The request:
Lines holding the string "boot" are the ones to copy; find them all in the data.

Entries:
## begin
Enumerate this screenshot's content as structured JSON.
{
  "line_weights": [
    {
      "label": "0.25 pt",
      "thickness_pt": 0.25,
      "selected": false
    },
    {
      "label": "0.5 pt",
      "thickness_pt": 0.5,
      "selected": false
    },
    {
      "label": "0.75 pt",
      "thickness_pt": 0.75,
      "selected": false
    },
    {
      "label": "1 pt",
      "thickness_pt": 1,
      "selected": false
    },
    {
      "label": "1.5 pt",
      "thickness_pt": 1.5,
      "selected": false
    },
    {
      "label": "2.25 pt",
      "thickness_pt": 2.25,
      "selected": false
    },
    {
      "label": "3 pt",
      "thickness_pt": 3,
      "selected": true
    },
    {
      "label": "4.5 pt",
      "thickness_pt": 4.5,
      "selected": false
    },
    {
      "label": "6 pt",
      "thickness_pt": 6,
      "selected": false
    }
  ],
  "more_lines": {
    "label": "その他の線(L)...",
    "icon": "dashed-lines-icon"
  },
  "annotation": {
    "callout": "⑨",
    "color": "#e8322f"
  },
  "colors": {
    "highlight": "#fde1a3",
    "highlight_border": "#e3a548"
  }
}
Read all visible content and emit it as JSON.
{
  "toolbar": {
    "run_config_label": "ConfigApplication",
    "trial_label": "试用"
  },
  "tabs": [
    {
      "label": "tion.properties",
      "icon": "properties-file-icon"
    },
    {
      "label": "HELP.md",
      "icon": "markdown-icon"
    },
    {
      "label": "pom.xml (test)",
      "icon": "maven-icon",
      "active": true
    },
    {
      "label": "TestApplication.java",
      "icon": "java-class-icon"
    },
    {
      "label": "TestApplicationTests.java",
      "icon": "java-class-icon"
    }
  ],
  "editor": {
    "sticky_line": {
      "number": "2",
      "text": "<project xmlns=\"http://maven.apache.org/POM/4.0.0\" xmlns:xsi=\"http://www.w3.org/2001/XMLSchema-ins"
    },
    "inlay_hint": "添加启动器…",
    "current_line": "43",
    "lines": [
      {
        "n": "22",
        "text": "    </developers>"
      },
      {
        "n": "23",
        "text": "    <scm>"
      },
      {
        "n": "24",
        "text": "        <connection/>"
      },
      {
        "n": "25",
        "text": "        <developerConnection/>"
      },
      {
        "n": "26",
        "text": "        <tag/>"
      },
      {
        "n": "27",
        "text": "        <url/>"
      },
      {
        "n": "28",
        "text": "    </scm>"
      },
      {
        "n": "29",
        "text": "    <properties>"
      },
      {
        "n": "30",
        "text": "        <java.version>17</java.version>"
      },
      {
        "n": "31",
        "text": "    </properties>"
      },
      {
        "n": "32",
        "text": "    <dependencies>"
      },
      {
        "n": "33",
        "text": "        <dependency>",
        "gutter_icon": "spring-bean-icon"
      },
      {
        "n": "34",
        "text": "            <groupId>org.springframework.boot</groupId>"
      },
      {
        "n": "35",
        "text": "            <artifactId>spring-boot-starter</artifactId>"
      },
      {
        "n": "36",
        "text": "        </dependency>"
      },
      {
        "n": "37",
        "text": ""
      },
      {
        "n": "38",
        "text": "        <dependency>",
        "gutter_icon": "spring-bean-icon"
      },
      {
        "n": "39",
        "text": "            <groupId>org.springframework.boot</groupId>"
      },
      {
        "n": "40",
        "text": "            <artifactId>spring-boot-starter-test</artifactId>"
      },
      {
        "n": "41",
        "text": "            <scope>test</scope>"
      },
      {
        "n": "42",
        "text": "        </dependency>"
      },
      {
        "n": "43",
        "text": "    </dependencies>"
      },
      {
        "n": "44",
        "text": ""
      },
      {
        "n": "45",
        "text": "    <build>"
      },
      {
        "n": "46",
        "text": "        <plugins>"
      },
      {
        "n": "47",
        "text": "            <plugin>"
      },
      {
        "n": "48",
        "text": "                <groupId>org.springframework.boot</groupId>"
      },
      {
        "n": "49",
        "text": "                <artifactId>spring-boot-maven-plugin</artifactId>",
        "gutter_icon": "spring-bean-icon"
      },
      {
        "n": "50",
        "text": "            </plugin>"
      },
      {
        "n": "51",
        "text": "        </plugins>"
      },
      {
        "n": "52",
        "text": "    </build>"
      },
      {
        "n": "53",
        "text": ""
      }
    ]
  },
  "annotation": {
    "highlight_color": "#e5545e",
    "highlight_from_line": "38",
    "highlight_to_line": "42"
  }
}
## end
Response to this exercise:
        "text": "            <groupId>org.springframework.boot</groupId>"
        "text": "            <artifactId>spring-boot-starter</artifactId>"
        "text": "            <groupId>org.springframework.boot</groupId>"
        "text": "            <artifactId>spring-boot-starter-test</artifactId>"
        "text": "                <groupId>org.springframework.boot</groupId>"
        "text": "                <artifactId>spring-boot-maven-plugin</artifactId>",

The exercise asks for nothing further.